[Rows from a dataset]

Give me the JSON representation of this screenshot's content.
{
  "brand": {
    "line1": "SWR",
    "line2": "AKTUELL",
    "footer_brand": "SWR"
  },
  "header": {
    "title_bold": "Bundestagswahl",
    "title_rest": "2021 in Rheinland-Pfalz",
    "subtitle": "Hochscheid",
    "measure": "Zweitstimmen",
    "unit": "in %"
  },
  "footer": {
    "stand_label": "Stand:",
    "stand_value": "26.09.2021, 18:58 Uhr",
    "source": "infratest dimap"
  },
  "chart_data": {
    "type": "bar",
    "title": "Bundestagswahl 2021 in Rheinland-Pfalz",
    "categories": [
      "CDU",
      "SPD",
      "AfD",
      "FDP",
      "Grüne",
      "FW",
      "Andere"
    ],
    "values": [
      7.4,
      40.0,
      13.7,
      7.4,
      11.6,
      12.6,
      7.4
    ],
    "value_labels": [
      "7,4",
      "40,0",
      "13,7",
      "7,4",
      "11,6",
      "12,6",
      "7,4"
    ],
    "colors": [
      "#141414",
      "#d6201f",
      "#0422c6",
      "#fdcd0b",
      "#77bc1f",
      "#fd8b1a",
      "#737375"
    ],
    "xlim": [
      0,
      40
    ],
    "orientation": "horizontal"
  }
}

> EXERCISE AIM
Retype the entries exactly, including every line.

> EXERCISE SOLUTION
Give me the JSON representation of this screenshot's content.
{
  "brand": {
    "line1": "SWR",
    "line2": "AKTUELL",
    "footer_brand": "SWR"
  },
  "header": {
    "title_bold": "Bundestagswahl",
    "title_rest": "2021 in Rheinland-Pfalz",
    "subtitle": "Hochscheid",
    "measure": "Zweitstimmen",
    "unit": "in %"
  },
  "footer": {
    "stand_label": "Stand:",
    "stand_value": "26.09.2021, 18:58 Uhr",
    "source": "infratest dimap"
  },
  "chart_data": {
    "type": "bar",
    "title": "Bundestagswahl 2021 in Rheinland-Pfalz",
    "categories": [
      "CDU",
      "SPD",
      "AfD",
      "FDP",
      "Grüne",
      "FW",
      "Andere"
    ],
    "values": [
      7.4,
      40.0,
      13.7,
      7.4,
      11.6,
      12.6,
      7.4
    ],
    "value_labels": [
      "7,4",
      "40,0",
      "13,7",
      "7,4",
      "11,6",
      "12,6",
      "7,4"
    ],
    "colors": [
      "#141414",
      "#d6201f",
      "#0422c6",
      "#fdcd0b",
      "#77bc1f",
      "#fd8b1a",
      "#737375"
    ],
    "xlim": [
      0,
      40
    ],
    "orientation": "horizontal"
  }
}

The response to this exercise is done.